[start Material for the task]

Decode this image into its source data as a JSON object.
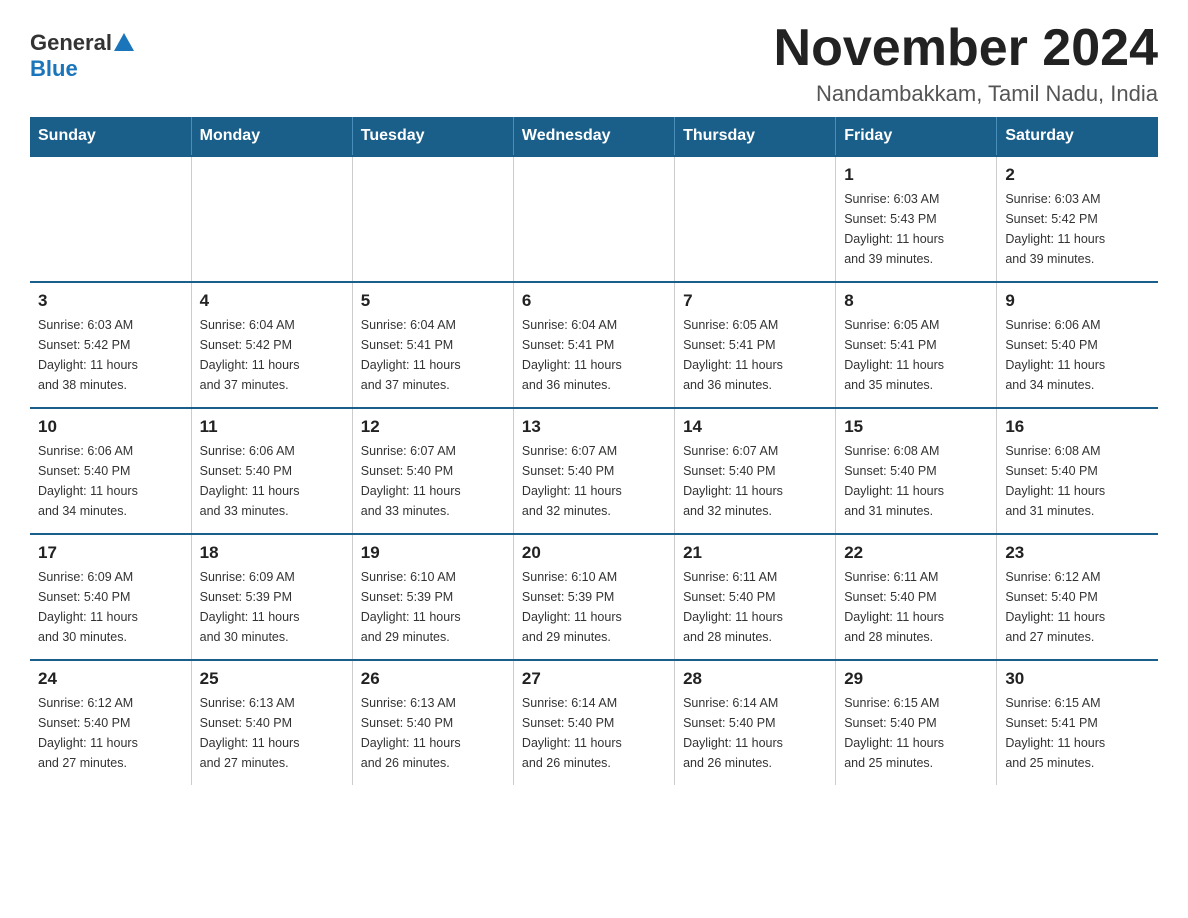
{
  "logo": {
    "general": "General",
    "blue": "Blue"
  },
  "title": "November 2024",
  "location": "Nandambakkam, Tamil Nadu, India",
  "days_of_week": [
    "Sunday",
    "Monday",
    "Tuesday",
    "Wednesday",
    "Thursday",
    "Friday",
    "Saturday"
  ],
  "weeks": [
    [
      {
        "day": "",
        "info": ""
      },
      {
        "day": "",
        "info": ""
      },
      {
        "day": "",
        "info": ""
      },
      {
        "day": "",
        "info": ""
      },
      {
        "day": "",
        "info": ""
      },
      {
        "day": "1",
        "info": "Sunrise: 6:03 AM\nSunset: 5:43 PM\nDaylight: 11 hours\nand 39 minutes."
      },
      {
        "day": "2",
        "info": "Sunrise: 6:03 AM\nSunset: 5:42 PM\nDaylight: 11 hours\nand 39 minutes."
      }
    ],
    [
      {
        "day": "3",
        "info": "Sunrise: 6:03 AM\nSunset: 5:42 PM\nDaylight: 11 hours\nand 38 minutes."
      },
      {
        "day": "4",
        "info": "Sunrise: 6:04 AM\nSunset: 5:42 PM\nDaylight: 11 hours\nand 37 minutes."
      },
      {
        "day": "5",
        "info": "Sunrise: 6:04 AM\nSunset: 5:41 PM\nDaylight: 11 hours\nand 37 minutes."
      },
      {
        "day": "6",
        "info": "Sunrise: 6:04 AM\nSunset: 5:41 PM\nDaylight: 11 hours\nand 36 minutes."
      },
      {
        "day": "7",
        "info": "Sunrise: 6:05 AM\nSunset: 5:41 PM\nDaylight: 11 hours\nand 36 minutes."
      },
      {
        "day": "8",
        "info": "Sunrise: 6:05 AM\nSunset: 5:41 PM\nDaylight: 11 hours\nand 35 minutes."
      },
      {
        "day": "9",
        "info": "Sunrise: 6:06 AM\nSunset: 5:40 PM\nDaylight: 11 hours\nand 34 minutes."
      }
    ],
    [
      {
        "day": "10",
        "info": "Sunrise: 6:06 AM\nSunset: 5:40 PM\nDaylight: 11 hours\nand 34 minutes."
      },
      {
        "day": "11",
        "info": "Sunrise: 6:06 AM\nSunset: 5:40 PM\nDaylight: 11 hours\nand 33 minutes."
      },
      {
        "day": "12",
        "info": "Sunrise: 6:07 AM\nSunset: 5:40 PM\nDaylight: 11 hours\nand 33 minutes."
      },
      {
        "day": "13",
        "info": "Sunrise: 6:07 AM\nSunset: 5:40 PM\nDaylight: 11 hours\nand 32 minutes."
      },
      {
        "day": "14",
        "info": "Sunrise: 6:07 AM\nSunset: 5:40 PM\nDaylight: 11 hours\nand 32 minutes."
      },
      {
        "day": "15",
        "info": "Sunrise: 6:08 AM\nSunset: 5:40 PM\nDaylight: 11 hours\nand 31 minutes."
      },
      {
        "day": "16",
        "info": "Sunrise: 6:08 AM\nSunset: 5:40 PM\nDaylight: 11 hours\nand 31 minutes."
      }
    ],
    [
      {
        "day": "17",
        "info": "Sunrise: 6:09 AM\nSunset: 5:40 PM\nDaylight: 11 hours\nand 30 minutes."
      },
      {
        "day": "18",
        "info": "Sunrise: 6:09 AM\nSunset: 5:39 PM\nDaylight: 11 hours\nand 30 minutes."
      },
      {
        "day": "19",
        "info": "Sunrise: 6:10 AM\nSunset: 5:39 PM\nDaylight: 11 hours\nand 29 minutes."
      },
      {
        "day": "20",
        "info": "Sunrise: 6:10 AM\nSunset: 5:39 PM\nDaylight: 11 hours\nand 29 minutes."
      },
      {
        "day": "21",
        "info": "Sunrise: 6:11 AM\nSunset: 5:40 PM\nDaylight: 11 hours\nand 28 minutes."
      },
      {
        "day": "22",
        "info": "Sunrise: 6:11 AM\nSunset: 5:40 PM\nDaylight: 11 hours\nand 28 minutes."
      },
      {
        "day": "23",
        "info": "Sunrise: 6:12 AM\nSunset: 5:40 PM\nDaylight: 11 hours\nand 27 minutes."
      }
    ],
    [
      {
        "day": "24",
        "info": "Sunrise: 6:12 AM\nSunset: 5:40 PM\nDaylight: 11 hours\nand 27 minutes."
      },
      {
        "day": "25",
        "info": "Sunrise: 6:13 AM\nSunset: 5:40 PM\nDaylight: 11 hours\nand 27 minutes."
      },
      {
        "day": "26",
        "info": "Sunrise: 6:13 AM\nSunset: 5:40 PM\nDaylight: 11 hours\nand 26 minutes."
      },
      {
        "day": "27",
        "info": "Sunrise: 6:14 AM\nSunset: 5:40 PM\nDaylight: 11 hours\nand 26 minutes."
      },
      {
        "day": "28",
        "info": "Sunrise: 6:14 AM\nSunset: 5:40 PM\nDaylight: 11 hours\nand 26 minutes."
      },
      {
        "day": "29",
        "info": "Sunrise: 6:15 AM\nSunset: 5:40 PM\nDaylight: 11 hours\nand 25 minutes."
      },
      {
        "day": "30",
        "info": "Sunrise: 6:15 AM\nSunset: 5:41 PM\nDaylight: 11 hours\nand 25 minutes."
      }
    ]
  ]
}
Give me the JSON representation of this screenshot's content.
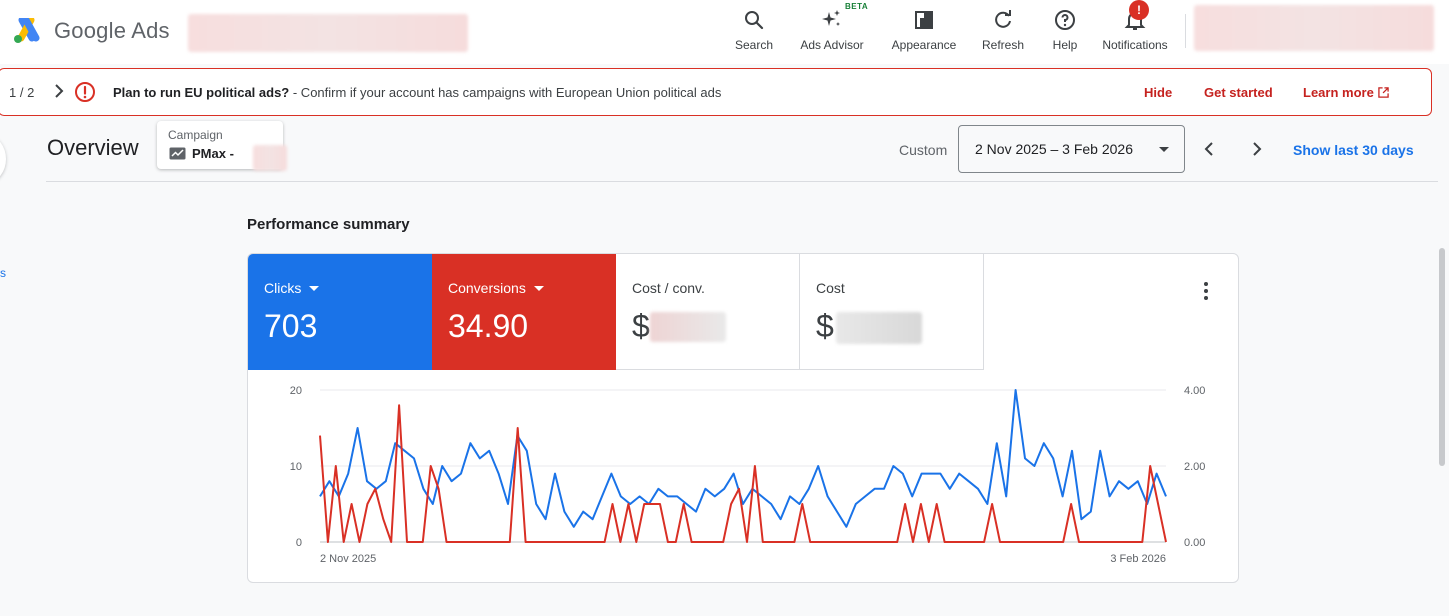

[end Material for the task]

Brief – Without the pictures, write out all of the material exactly.

Reply –
Decode this image into its source data as a JSON object.
{
  "logo": {
    "general": "General",
    "blue": "Blue"
  },
  "title": "November 2024",
  "location": "Nandambakkam, Tamil Nadu, India",
  "days_of_week": [
    "Sunday",
    "Monday",
    "Tuesday",
    "Wednesday",
    "Thursday",
    "Friday",
    "Saturday"
  ],
  "weeks": [
    [
      {
        "day": "",
        "info": ""
      },
      {
        "day": "",
        "info": ""
      },
      {
        "day": "",
        "info": ""
      },
      {
        "day": "",
        "info": ""
      },
      {
        "day": "",
        "info": ""
      },
      {
        "day": "1",
        "info": "Sunrise: 6:03 AM\nSunset: 5:43 PM\nDaylight: 11 hours\nand 39 minutes."
      },
      {
        "day": "2",
        "info": "Sunrise: 6:03 AM\nSunset: 5:42 PM\nDaylight: 11 hours\nand 39 minutes."
      }
    ],
    [
      {
        "day": "3",
        "info": "Sunrise: 6:03 AM\nSunset: 5:42 PM\nDaylight: 11 hours\nand 38 minutes."
      },
      {
        "day": "4",
        "info": "Sunrise: 6:04 AM\nSunset: 5:42 PM\nDaylight: 11 hours\nand 37 minutes."
      },
      {
        "day": "5",
        "info": "Sunrise: 6:04 AM\nSunset: 5:41 PM\nDaylight: 11 hours\nand 37 minutes."
      },
      {
        "day": "6",
        "info": "Sunrise: 6:04 AM\nSunset: 5:41 PM\nDaylight: 11 hours\nand 36 minutes."
      },
      {
        "day": "7",
        "info": "Sunrise: 6:05 AM\nSunset: 5:41 PM\nDaylight: 11 hours\nand 36 minutes."
      },
      {
        "day": "8",
        "info": "Sunrise: 6:05 AM\nSunset: 5:41 PM\nDaylight: 11 hours\nand 35 minutes."
      },
      {
        "day": "9",
        "info": "Sunrise: 6:06 AM\nSunset: 5:40 PM\nDaylight: 11 hours\nand 34 minutes."
      }
    ],
    [
      {
        "day": "10",
        "info": "Sunrise: 6:06 AM\nSunset: 5:40 PM\nDaylight: 11 hours\nand 34 minutes."
      },
      {
        "day": "11",
        "info": "Sunrise: 6:06 AM\nSunset: 5:40 PM\nDaylight: 11 hours\nand 33 minutes."
      },
      {
        "day": "12",
        "info": "Sunrise: 6:07 AM\nSunset: 5:40 PM\nDaylight: 11 hours\nand 33 minutes."
      },
      {
        "day": "13",
        "info": "Sunrise: 6:07 AM\nSunset: 5:40 PM\nDaylight: 11 hours\nand 32 minutes."
      },
      {
        "day": "14",
        "info": "Sunrise: 6:07 AM\nSunset: 5:40 PM\nDaylight: 11 hours\nand 32 minutes."
      },
      {
        "day": "15",
        "info": "Sunrise: 6:08 AM\nSunset: 5:40 PM\nDaylight: 11 hours\nand 31 minutes."
      },
      {
        "day": "16",
        "info": "Sunrise: 6:08 AM\nSunset: 5:40 PM\nDaylight: 11 hours\nand 31 minutes."
      }
    ],
    [
      {
        "day": "17",
        "info": "Sunrise: 6:09 AM\nSunset: 5:40 PM\nDaylight: 11 hours\nand 30 minutes."
      },
      {
        "day": "18",
        "info": "Sunrise: 6:09 AM\nSunset: 5:39 PM\nDaylight: 11 hours\nand 30 minutes."
      },
      {
        "day": "19",
        "info": "Sunrise: 6:10 AM\nSunset: 5:39 PM\nDaylight: 11 hours\nand 29 minutes."
      },
      {
        "day": "20",
        "info": "Sunrise: 6:10 AM\nSunset: 5:39 PM\nDaylight: 11 hours\nand 29 minutes."
      },
      {
        "day": "21",
        "info": "Sunrise: 6:11 AM\nSunset: 5:40 PM\nDaylight: 11 hours\nand 28 minutes."
      },
      {
        "day": "22",
        "info": "Sunrise: 6:11 AM\nSunset: 5:40 PM\nDaylight: 11 hours\nand 28 minutes."
      },
      {
        "day": "23",
        "info": "Sunrise: 6:12 AM\nSunset: 5:40 PM\nDaylight: 11 hours\nand 27 minutes."
      }
    ],
    [
      {
        "day": "24",
        "info": "Sunrise: 6:12 AM\nSunset: 5:40 PM\nDaylight: 11 hours\nand 27 minutes."
      },
      {
        "day": "25",
        "info": "Sunrise: 6:13 AM\nSunset: 5:40 PM\nDaylight: 11 hours\nand 27 minutes."
      },
      {
        "day": "26",
        "info": "Sunrise: 6:13 AM\nSunset: 5:40 PM\nDaylight: 11 hours\nand 26 minutes."
      },
      {
        "day": "27",
        "info": "Sunrise: 6:14 AM\nSunset: 5:40 PM\nDaylight: 11 hours\nand 26 minutes."
      },
      {
        "day": "28",
        "info": "Sunrise: 6:14 AM\nSunset: 5:40 PM\nDaylight: 11 hours\nand 26 minutes."
      },
      {
        "day": "29",
        "info": "Sunrise: 6:15 AM\nSunset: 5:40 PM\nDaylight: 11 hours\nand 25 minutes."
      },
      {
        "day": "30",
        "info": "Sunrise: 6:15 AM\nSunset: 5:41 PM\nDaylight: 11 hours\nand 25 minutes."
      }
    ]
  ]
}
Give me the JSON representation of this screenshot's content.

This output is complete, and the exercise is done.